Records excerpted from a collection
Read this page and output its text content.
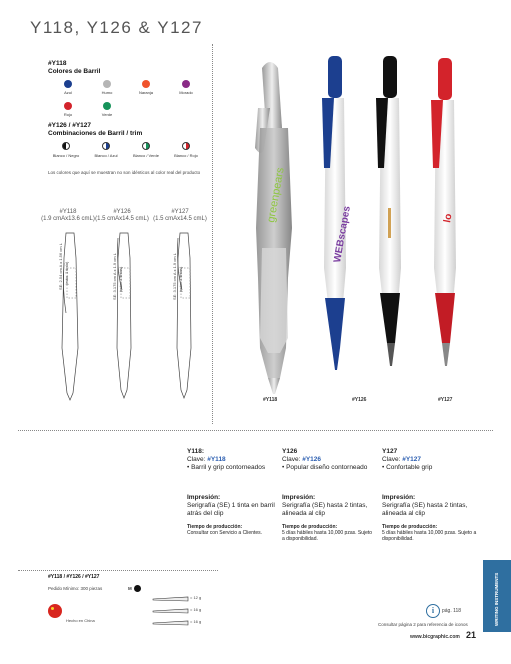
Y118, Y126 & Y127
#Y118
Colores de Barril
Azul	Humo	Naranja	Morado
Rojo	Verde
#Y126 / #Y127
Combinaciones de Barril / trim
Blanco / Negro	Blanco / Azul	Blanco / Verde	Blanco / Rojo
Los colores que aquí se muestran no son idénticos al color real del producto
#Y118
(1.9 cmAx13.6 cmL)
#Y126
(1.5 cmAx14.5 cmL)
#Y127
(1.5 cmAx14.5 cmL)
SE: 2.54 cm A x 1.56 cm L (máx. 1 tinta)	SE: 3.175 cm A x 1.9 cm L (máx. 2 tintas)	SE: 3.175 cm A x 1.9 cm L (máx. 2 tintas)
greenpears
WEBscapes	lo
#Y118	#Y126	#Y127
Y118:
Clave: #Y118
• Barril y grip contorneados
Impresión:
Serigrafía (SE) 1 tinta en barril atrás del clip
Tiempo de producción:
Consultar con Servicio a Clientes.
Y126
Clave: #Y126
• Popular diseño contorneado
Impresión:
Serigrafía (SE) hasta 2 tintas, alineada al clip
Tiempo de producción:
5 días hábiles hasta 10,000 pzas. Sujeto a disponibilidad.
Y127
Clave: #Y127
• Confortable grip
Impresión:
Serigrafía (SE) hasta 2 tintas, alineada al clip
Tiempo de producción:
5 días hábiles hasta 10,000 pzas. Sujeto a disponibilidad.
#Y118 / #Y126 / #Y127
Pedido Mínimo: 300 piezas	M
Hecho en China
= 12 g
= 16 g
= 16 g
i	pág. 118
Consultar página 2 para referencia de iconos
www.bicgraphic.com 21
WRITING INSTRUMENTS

---

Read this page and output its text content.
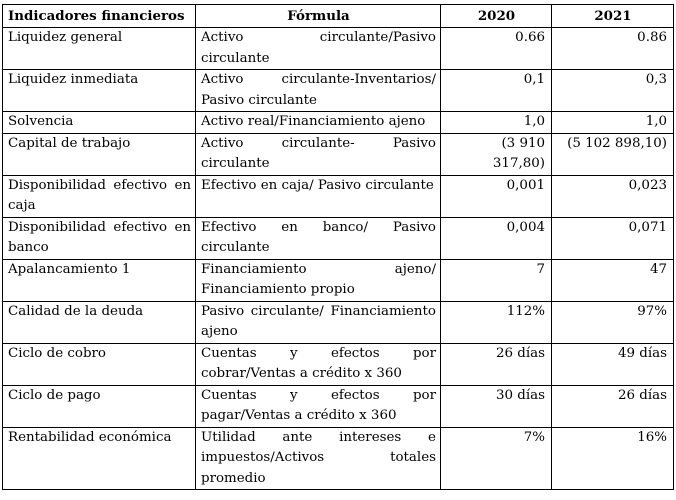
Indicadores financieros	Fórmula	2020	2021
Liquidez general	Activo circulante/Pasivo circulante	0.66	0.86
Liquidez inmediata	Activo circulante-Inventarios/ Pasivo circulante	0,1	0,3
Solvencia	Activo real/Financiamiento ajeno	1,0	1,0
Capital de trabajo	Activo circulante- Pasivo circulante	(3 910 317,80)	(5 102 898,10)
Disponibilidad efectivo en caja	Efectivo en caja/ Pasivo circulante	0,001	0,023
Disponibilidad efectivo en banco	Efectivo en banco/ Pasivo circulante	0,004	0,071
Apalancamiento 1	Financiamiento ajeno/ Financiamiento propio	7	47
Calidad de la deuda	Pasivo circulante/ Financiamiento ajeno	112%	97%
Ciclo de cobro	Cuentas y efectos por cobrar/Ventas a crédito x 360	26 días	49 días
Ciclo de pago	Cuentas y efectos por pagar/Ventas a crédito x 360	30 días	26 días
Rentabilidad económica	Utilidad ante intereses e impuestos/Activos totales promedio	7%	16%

• [The problem]: What is the number of lines in the data that hold the word "ajeno"? Reply with that number and nothing else.

• [Solution to the problem]: 3